AIM
Every entry must be given again exactly.

TASK INPUTS
----------------

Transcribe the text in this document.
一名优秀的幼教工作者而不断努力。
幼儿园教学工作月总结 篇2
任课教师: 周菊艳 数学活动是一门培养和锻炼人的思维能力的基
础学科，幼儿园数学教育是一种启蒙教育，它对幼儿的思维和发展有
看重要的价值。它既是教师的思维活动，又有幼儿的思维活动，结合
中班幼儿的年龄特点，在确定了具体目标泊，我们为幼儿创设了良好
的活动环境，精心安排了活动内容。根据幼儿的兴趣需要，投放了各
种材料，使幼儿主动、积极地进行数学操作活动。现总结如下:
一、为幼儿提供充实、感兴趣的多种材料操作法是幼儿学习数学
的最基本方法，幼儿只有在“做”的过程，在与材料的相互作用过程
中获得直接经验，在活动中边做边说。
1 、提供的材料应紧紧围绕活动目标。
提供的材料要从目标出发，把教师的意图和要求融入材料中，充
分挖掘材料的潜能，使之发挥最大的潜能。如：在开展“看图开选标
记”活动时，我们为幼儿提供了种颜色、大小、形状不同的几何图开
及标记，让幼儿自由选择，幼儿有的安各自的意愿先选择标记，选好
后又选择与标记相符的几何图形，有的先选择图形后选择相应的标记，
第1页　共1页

----------------

THE RESPONSE
Transcribe the text in this document.
一名优秀的幼教工作者而不断努力。
幼儿园教学工作月总结 篇2
任课教师: 周菊艳 数学活动是一门培养和锻炼人的思维能力的基
础学科，幼儿园数学教育是一种启蒙教育，它对幼儿的思维和发展有
看重要的价值。它既是教师的思维活动，又有幼儿的思维活动，结合
中班幼儿的年龄特点，在确定了具体目标泊，我们为幼儿创设了良好
的活动环境，精心安排了活动内容。根据幼儿的兴趣需要，投放了各
种材料，使幼儿主动、积极地进行数学操作活动。现总结如下:
一、为幼儿提供充实、感兴趣的多种材料操作法是幼儿学习数学
的最基本方法，幼儿只有在“做”的过程，在与材料的相互作用过程
中获得直接经验，在活动中边做边说。
1 、提供的材料应紧紧围绕活动目标。
提供的材料要从目标出发，把教师的意图和要求融入材料中，充
分挖掘材料的潜能，使之发挥最大的潜能。如：在开展“看图开选标
记”活动时，我们为幼儿提供了种颜色、大小、形状不同的几何图开
及标记，让幼儿自由选择，幼儿有的安各自的意愿先选择标记，选好
后又选择与标记相符的几何图形，有的先选择图形后选择相应的标记，
第1页　共1页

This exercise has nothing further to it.